Data records:
:::

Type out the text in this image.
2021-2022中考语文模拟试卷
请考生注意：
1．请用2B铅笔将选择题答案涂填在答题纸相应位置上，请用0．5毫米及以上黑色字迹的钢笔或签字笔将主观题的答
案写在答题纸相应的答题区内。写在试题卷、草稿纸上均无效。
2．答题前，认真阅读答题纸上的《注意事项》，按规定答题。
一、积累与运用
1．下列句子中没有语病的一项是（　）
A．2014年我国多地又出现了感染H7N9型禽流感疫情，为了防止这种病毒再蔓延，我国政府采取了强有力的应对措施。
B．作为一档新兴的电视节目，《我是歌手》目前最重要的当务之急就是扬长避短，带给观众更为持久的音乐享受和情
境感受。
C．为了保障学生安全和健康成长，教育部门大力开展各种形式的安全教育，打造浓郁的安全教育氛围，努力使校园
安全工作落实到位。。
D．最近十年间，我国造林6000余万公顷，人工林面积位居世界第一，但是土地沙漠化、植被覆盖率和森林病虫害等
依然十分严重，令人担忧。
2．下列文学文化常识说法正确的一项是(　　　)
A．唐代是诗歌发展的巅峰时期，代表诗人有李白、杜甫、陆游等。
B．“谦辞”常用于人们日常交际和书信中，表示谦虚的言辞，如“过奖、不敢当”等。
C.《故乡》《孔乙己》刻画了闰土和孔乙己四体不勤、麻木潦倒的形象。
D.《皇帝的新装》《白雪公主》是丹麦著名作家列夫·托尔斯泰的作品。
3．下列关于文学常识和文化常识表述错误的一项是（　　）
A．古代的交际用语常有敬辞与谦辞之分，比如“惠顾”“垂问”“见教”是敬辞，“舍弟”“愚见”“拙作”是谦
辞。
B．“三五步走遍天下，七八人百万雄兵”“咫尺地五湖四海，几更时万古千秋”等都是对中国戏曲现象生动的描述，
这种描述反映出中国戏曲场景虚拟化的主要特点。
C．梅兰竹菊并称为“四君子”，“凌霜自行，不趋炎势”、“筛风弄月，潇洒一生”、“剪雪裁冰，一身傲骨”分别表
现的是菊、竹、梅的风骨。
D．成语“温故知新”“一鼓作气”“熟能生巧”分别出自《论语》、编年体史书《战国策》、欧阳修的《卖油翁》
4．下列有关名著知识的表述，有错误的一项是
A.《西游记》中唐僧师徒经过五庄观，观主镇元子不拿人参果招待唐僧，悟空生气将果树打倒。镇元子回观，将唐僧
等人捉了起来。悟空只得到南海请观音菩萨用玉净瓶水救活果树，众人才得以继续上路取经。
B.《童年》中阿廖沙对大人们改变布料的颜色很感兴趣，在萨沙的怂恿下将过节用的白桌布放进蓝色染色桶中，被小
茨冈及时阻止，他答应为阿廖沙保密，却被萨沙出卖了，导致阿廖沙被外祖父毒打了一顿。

:::

* Given request: Write out the material exactly as given.

* Response below:
Type out the text in this image.
2021-2022中考语文模拟试卷
请考生注意：
1．请用2B铅笔将选择题答案涂填在答题纸相应位置上，请用0．5毫米及以上黑色字迹的钢笔或签字笔将主观题的答
案写在答题纸相应的答题区内。写在试题卷、草稿纸上均无效。
2．答题前，认真阅读答题纸上的《注意事项》，按规定答题。
一、积累与运用
1．下列句子中没有语病的一项是（　）
A．2014年我国多地又出现了感染H7N9型禽流感疫情，为了防止这种病毒再蔓延，我国政府采取了强有力的应对措施。
B．作为一档新兴的电视节目，《我是歌手》目前最重要的当务之急就是扬长避短，带给观众更为持久的音乐享受和情
境感受。
C．为了保障学生安全和健康成长，教育部门大力开展各种形式的安全教育，打造浓郁的安全教育氛围，努力使校园
安全工作落实到位。。
D．最近十年间，我国造林6000余万公顷，人工林面积位居世界第一，但是土地沙漠化、植被覆盖率和森林病虫害等
依然十分严重，令人担忧。
2．下列文学文化常识说法正确的一项是(　　　)
A．唐代是诗歌发展的巅峰时期，代表诗人有李白、杜甫、陆游等。
B．“谦辞”常用于人们日常交际和书信中，表示谦虚的言辞，如“过奖、不敢当”等。
C.《故乡》《孔乙己》刻画了闰土和孔乙己四体不勤、麻木潦倒的形象。
D.《皇帝的新装》《白雪公主》是丹麦著名作家列夫·托尔斯泰的作品。
3．下列关于文学常识和文化常识表述错误的一项是（　　）
A．古代的交际用语常有敬辞与谦辞之分，比如“惠顾”“垂问”“见教”是敬辞，“舍弟”“愚见”“拙作”是谦
辞。
B．“三五步走遍天下，七八人百万雄兵”“咫尺地五湖四海，几更时万古千秋”等都是对中国戏曲现象生动的描述，
这种描述反映出中国戏曲场景虚拟化的主要特点。
C．梅兰竹菊并称为“四君子”，“凌霜自行，不趋炎势”、“筛风弄月，潇洒一生”、“剪雪裁冰，一身傲骨”分别表
现的是菊、竹、梅的风骨。
D．成语“温故知新”“一鼓作气”“熟能生巧”分别出自《论语》、编年体史书《战国策》、欧阳修的《卖油翁》
4．下列有关名著知识的表述，有错误的一项是
A.《西游记》中唐僧师徒经过五庄观，观主镇元子不拿人参果招待唐僧，悟空生气将果树打倒。镇元子回观，将唐僧
等人捉了起来。悟空只得到南海请观音菩萨用玉净瓶水救活果树，众人才得以继续上路取经。
B.《童年》中阿廖沙对大人们改变布料的颜色很感兴趣，在萨沙的怂恿下将过节用的白桌布放进蓝色染色桶中，被小
茨冈及时阻止，他答应为阿廖沙保密，却被萨沙出卖了，导致阿廖沙被外祖父毒打了一顿。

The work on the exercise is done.